▶ _Dataset records_
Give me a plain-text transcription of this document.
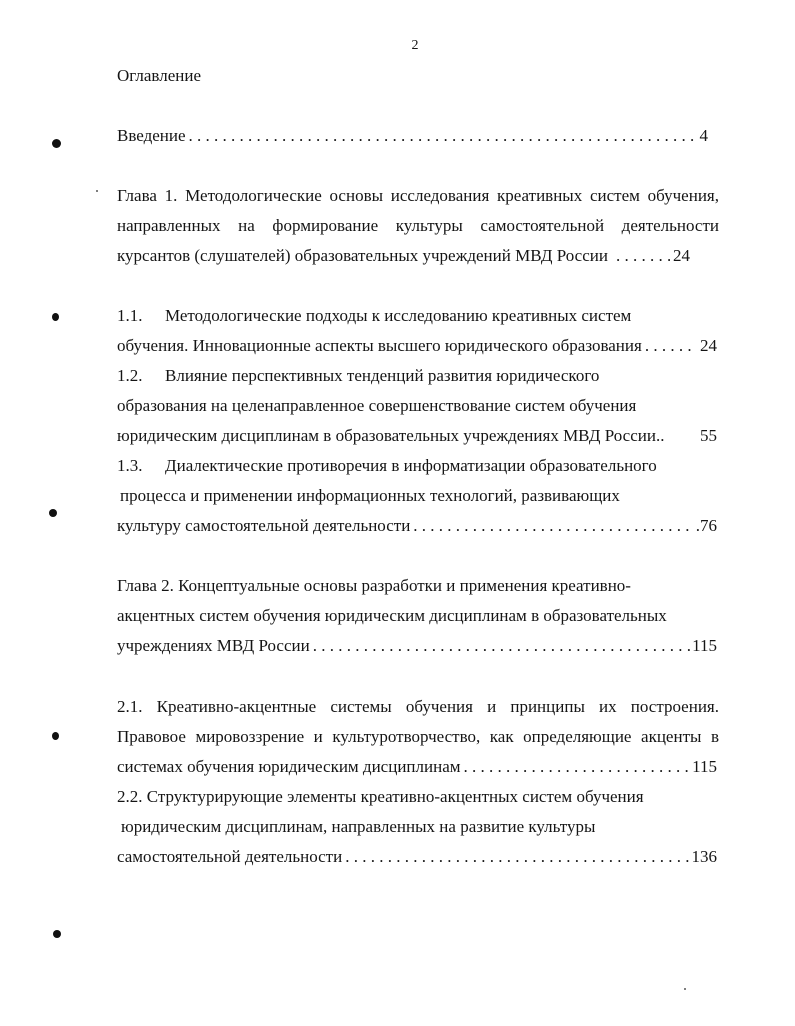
2
Оглавление
Введение . . .	4
Глава 1. Методологические основы исследования креативных систем обучения,
направленных на формирование культуры самостоятельной деятельности
курсантов (слушателей) образовательных учреждений МВД России . . .	24
1.1. Методологические подходы к исследованию креативных систем
обучения. Инновационные аспекты высшего юридического образования . . .	24
1.2. Влияние перспективных тенденций развития юридического
образования на целенаправленное совершенствование систем обучения
юридическим дисциплинам в образовательных учреждениях МВД России.. 55
1.3. Диалектические противоречия в информатизации образовательного
процесса и применении информационных технологий, развивающих
культуру самостоятельной деятельности . . .	.76
Глава 2. Концептуальные основы разработки и применения креативно-
акцентных систем обучения юридическим дисциплинам в образовательных
учреждениях МВД России . . .	115
2.1. Креативно-акцентные системы обучения и принципы их построения.
Правовое мировоззрение и культуротворчество, как определяющие акценты в
системах обучения юридическим дисциплинам . . .	115
2.2. Структурирующие элементы креативно-акцентных систем обучения
юридическим дисциплинам, направленных на развитие культуры
самостоятельной деятельности . . .	136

▶ _To do_
Reproduce each record above by retyping it exactly; omit all images.

▶ _Answer below_
Give me a plain-text transcription of this document.
2
Оглавление
Введение . . .	4
Глава 1. Методологические основы исследования креативных систем обучения,
направленных на формирование культуры самостоятельной деятельности
курсантов (слушателей) образовательных учреждений МВД России . . .	24
1.1. Методологические подходы к исследованию креативных систем
обучения. Инновационные аспекты высшего юридического образования . . .	24
1.2. Влияние перспективных тенденций развития юридического
образования на целенаправленное совершенствование систем обучения
юридическим дисциплинам в образовательных учреждениях МВД России.. 55
1.3. Диалектические противоречия в информатизации образовательного
процесса и применении информационных технологий, развивающих
культуру самостоятельной деятельности . . .	.76
Глава 2. Концептуальные основы разработки и применения креативно-
акцентных систем обучения юридическим дисциплинам в образовательных
учреждениях МВД России . . .	115
2.1. Креативно-акцентные системы обучения и принципы их построения.
Правовое мировоззрение и культуротворчество, как определяющие акценты в
системах обучения юридическим дисциплинам . . .	115
2.2. Структурирующие элементы креативно-акцентных систем обучения
юридическим дисциплинам, направленных на развитие культуры
самостоятельной деятельности . . .	136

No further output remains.